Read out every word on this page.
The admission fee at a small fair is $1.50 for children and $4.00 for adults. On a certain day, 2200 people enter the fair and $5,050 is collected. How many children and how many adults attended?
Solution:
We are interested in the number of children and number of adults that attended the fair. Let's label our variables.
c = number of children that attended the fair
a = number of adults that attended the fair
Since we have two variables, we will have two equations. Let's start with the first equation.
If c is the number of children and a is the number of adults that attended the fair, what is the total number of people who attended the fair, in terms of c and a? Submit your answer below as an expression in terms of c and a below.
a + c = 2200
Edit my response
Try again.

§ What is asked:
Each line of the material should be duplicated exactly, please.

§ Final answer:
Read out every word on this page.
The admission fee at a small fair is $1.50 for children and $4.00 for adults. On a certain day, 2200 people enter the fair and $5,050 is collected. How many children and how many adults attended?
Solution:
We are interested in the number of children and number of adults that attended the fair. Let's label our variables.
c = number of children that attended the fair
a = number of adults that attended the fair
Since we have two variables, we will have two equations. Let's start with the first equation.
If c is the number of children and a is the number of adults that attended the fair, what is the total number of people who attended the fair, in terms of c and a? Submit your answer below as an expression in terms of c and a below.
a + c = 2200
Edit my response
Try again.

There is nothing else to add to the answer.